◆ **OBJECTIVE**: Write out the listing in full, matching it word for word.

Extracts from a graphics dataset
• • •
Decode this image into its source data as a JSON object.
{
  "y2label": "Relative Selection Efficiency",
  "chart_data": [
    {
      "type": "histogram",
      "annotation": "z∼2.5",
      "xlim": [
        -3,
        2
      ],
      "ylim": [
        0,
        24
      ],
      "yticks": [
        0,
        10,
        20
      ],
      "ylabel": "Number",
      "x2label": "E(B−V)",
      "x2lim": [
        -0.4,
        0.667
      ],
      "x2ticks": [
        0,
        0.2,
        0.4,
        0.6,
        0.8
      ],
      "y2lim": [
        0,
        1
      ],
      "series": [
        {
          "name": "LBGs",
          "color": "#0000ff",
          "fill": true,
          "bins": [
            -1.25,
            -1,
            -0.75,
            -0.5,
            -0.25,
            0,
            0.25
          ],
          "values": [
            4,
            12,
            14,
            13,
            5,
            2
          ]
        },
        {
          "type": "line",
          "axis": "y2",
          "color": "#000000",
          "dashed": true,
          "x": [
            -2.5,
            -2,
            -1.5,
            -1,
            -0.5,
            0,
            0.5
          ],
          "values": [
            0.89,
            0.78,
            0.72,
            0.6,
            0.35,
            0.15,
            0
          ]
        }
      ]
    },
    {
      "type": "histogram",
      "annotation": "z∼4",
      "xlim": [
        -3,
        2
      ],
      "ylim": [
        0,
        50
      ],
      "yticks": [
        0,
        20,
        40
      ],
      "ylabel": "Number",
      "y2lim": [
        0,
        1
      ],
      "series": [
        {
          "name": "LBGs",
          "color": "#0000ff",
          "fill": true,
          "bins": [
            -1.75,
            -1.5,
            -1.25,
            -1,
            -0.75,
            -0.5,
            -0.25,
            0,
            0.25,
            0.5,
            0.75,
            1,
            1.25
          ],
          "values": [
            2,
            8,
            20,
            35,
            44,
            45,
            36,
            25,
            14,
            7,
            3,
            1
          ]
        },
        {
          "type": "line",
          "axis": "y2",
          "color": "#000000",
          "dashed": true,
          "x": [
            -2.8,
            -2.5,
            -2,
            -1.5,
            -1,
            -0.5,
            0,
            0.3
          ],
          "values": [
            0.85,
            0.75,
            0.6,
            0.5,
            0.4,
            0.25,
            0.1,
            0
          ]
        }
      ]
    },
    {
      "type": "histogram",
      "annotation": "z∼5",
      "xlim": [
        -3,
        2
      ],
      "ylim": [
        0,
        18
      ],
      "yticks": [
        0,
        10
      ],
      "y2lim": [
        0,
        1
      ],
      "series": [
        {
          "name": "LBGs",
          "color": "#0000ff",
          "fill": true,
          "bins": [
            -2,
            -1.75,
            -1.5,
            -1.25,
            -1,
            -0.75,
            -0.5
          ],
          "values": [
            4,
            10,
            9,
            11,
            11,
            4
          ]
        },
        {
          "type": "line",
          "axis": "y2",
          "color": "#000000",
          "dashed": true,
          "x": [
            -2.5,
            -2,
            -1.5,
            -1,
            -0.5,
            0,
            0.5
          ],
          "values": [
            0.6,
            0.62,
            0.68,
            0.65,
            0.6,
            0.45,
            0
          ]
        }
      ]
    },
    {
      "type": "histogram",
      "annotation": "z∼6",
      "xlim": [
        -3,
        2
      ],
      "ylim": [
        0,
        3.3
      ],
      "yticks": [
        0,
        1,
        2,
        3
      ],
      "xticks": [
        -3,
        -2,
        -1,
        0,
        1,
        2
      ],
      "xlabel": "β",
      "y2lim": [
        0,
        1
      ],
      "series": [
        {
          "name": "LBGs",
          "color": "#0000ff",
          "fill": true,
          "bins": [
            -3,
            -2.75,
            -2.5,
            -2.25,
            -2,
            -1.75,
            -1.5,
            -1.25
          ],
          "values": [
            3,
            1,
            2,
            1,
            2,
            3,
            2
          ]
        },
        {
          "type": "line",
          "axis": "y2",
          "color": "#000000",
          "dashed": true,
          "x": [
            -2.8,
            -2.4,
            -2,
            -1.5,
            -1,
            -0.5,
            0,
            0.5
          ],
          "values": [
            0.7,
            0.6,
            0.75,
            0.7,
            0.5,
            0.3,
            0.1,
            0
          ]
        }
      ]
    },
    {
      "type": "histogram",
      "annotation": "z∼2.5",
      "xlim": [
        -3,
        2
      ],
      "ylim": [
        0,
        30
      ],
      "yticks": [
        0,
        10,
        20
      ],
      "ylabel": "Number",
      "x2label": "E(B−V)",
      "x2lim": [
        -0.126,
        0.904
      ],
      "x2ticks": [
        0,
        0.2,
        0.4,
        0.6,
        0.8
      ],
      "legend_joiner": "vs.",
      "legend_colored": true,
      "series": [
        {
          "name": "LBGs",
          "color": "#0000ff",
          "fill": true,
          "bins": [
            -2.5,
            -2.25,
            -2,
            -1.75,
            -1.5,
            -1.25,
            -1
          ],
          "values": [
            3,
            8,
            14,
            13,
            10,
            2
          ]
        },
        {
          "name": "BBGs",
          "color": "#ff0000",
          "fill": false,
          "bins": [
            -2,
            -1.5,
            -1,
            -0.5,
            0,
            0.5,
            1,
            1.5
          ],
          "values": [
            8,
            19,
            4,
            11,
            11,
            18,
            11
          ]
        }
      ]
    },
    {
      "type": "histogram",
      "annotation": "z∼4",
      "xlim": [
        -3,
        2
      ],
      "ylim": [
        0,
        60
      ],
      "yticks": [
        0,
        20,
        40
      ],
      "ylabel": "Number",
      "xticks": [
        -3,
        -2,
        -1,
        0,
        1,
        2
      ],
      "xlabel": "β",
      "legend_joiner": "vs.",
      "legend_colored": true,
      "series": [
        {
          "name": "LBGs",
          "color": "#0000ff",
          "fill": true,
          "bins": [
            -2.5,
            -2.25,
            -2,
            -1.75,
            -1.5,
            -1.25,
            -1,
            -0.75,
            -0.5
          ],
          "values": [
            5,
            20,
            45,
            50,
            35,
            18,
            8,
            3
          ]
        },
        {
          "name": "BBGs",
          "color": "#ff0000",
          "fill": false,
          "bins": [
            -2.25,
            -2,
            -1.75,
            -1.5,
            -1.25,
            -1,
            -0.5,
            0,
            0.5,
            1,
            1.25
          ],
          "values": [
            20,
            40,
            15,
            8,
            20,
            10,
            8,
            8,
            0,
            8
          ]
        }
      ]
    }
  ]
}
• • •
◆ **WRITTEN ANSWER**:
Decode this image into its source data as a JSON object.
{
  "y2label": "Relative Selection Efficiency",
  "chart_data": [
    {
      "type": "histogram",
      "annotation": "z∼2.5",
      "xlim": [
        -3,
        2
      ],
      "ylim": [
        0,
        24
      ],
      "yticks": [
        0,
        10,
        20
      ],
      "ylabel": "Number",
      "x2label": "E(B−V)",
      "x2lim": [
        -0.4,
        0.667
      ],
      "x2ticks": [
        0,
        0.2,
        0.4,
        0.6,
        0.8
      ],
      "y2lim": [
        0,
        1
      ],
      "series": [
        {
          "name": "LBGs",
          "color": "#0000ff",
          "fill": true,
          "bins": [
            -1.25,
            -1,
            -0.75,
            -0.5,
            -0.25,
            0,
            0.25
          ],
          "values": [
            4,
            12,
            14,
            13,
            5,
            2
          ]
        },
        {
          "type": "line",
          "axis": "y2",
          "color": "#000000",
          "dashed": true,
          "x": [
            -2.5,
            -2,
            -1.5,
            -1,
            -0.5,
            0,
            0.5
          ],
          "values": [
            0.89,
            0.78,
            0.72,
            0.6,
            0.35,
            0.15,
            0
          ]
        }
      ]
    },
    {
      "type": "histogram",
      "annotation": "z∼4",
      "xlim": [
        -3,
        2
      ],
      "ylim": [
        0,
        50
      ],
      "yticks": [
        0,
        20,
        40
      ],
      "ylabel": "Number",
      "y2lim": [
        0,
        1
      ],
      "series": [
        {
          "name": "LBGs",
          "color": "#0000ff",
          "fill": true,
          "bins": [
            -1.75,
            -1.5,
            -1.25,
            -1,
            -0.75,
            -0.5,
            -0.25,
            0,
            0.25,
            0.5,
            0.75,
            1,
            1.25
          ],
          "values": [
            2,
            8,
            20,
            35,
            44,
            45,
            36,
            25,
            14,
            7,
            3,
            1
          ]
        },
        {
          "type": "line",
          "axis": "y2",
          "color": "#000000",
          "dashed": true,
          "x": [
            -2.8,
            -2.5,
            -2,
            -1.5,
            -1,
            -0.5,
            0,
            0.3
          ],
          "values": [
            0.85,
            0.75,
            0.6,
            0.5,
            0.4,
            0.25,
            0.1,
            0
          ]
        }
      ]
    },
    {
      "type": "histogram",
      "annotation": "z∼5",
      "xlim": [
        -3,
        2
      ],
      "ylim": [
        0,
        18
      ],
      "yticks": [
        0,
        10
      ],
      "y2lim": [
        0,
        1
      ],
      "series": [
        {
          "name": "LBGs",
          "color": "#0000ff",
          "fill": true,
          "bins": [
            -2,
            -1.75,
            -1.5,
            -1.25,
            -1,
            -0.75,
            -0.5
          ],
          "values": [
            4,
            10,
            9,
            11,
            11,
            4
          ]
        },
        {
          "type": "line",
          "axis": "y2",
          "color": "#000000",
          "dashed": true,
          "x": [
            -2.5,
            -2,
            -1.5,
            -1,
            -0.5,
            0,
            0.5
          ],
          "values": [
            0.6,
            0.62,
            0.68,
            0.65,
            0.6,
            0.45,
            0
          ]
        }
      ]
    },
    {
      "type": "histogram",
      "annotation": "z∼6",
      "xlim": [
        -3,
        2
      ],
      "ylim": [
        0,
        3.3
      ],
      "yticks": [
        0,
        1,
        2,
        3
      ],
      "xticks": [
        -3,
        -2,
        -1,
        0,
        1,
        2
      ],
      "xlabel": "β",
      "y2lim": [
        0,
        1
      ],
      "series": [
        {
          "name": "LBGs",
          "color": "#0000ff",
          "fill": true,
          "bins": [
            -3,
            -2.75,
            -2.5,
            -2.25,
            -2,
            -1.75,
            -1.5,
            -1.25
          ],
          "values": [
            3,
            1,
            2,
            1,
            2,
            3,
            2
          ]
        },
        {
          "type": "line",
          "axis": "y2",
          "color": "#000000",
          "dashed": true,
          "x": [
            -2.8,
            -2.4,
            -2,
            -1.5,
            -1,
            -0.5,
            0,
            0.5
          ],
          "values": [
            0.7,
            0.6,
            0.75,
            0.7,
            0.5,
            0.3,
            0.1,
            0
          ]
        }
      ]
    },
    {
      "type": "histogram",
      "annotation": "z∼2.5",
      "xlim": [
        -3,
        2
      ],
      "ylim": [
        0,
        30
      ],
      "yticks": [
        0,
        10,
        20
      ],
      "ylabel": "Number",
      "x2label": "E(B−V)",
      "x2lim": [
        -0.126,
        0.904
      ],
      "x2ticks": [
        0,
        0.2,
        0.4,
        0.6,
        0.8
      ],
      "legend_joiner": "vs.",
      "legend_colored": true,
      "series": [
        {
          "name": "LBGs",
          "color": "#0000ff",
          "fill": true,
          "bins": [
            -2.5,
            -2.25,
            -2,
            -1.75,
            -1.5,
            -1.25,
            -1
          ],
          "values": [
            3,
            8,
            14,
            13,
            10,
            2
          ]
        },
        {
          "name": "BBGs",
          "color": "#ff0000",
          "fill": false,
          "bins": [
            -2,
            -1.5,
            -1,
            -0.5,
            0,
            0.5,
            1,
            1.5
          ],
          "values": [
            8,
            19,
            4,
            11,
            11,
            18,
            11
          ]
        }
      ]
    },
    {
      "type": "histogram",
      "annotation": "z∼4",
      "xlim": [
        -3,
        2
      ],
      "ylim": [
        0,
        60
      ],
      "yticks": [
        0,
        20,
        40
      ],
      "ylabel": "Number",
      "xticks": [
        -3,
        -2,
        -1,
        0,
        1,
        2
      ],
      "xlabel": "β",
      "legend_joiner": "vs.",
      "legend_colored": true,
      "series": [
        {
          "name": "LBGs",
          "color": "#0000ff",
          "fill": true,
          "bins": [
            -2.5,
            -2.25,
            -2,
            -1.75,
            -1.5,
            -1.25,
            -1,
            -0.75,
            -0.5
          ],
          "values": [
            5,
            20,
            45,
            50,
            35,
            18,
            8,
            3
          ]
        },
        {
          "name": "BBGs",
          "color": "#ff0000",
          "fill": false,
          "bins": [
            -2.25,
            -2,
            -1.75,
            -1.5,
            -1.25,
            -1,
            -0.5,
            0,
            0.5,
            1,
            1.25
          ],
          "values": [
            20,
            40,
            15,
            8,
            20,
            10,
            8,
            8,
            0,
            8
          ]
        }
      ]
    }
  ]
}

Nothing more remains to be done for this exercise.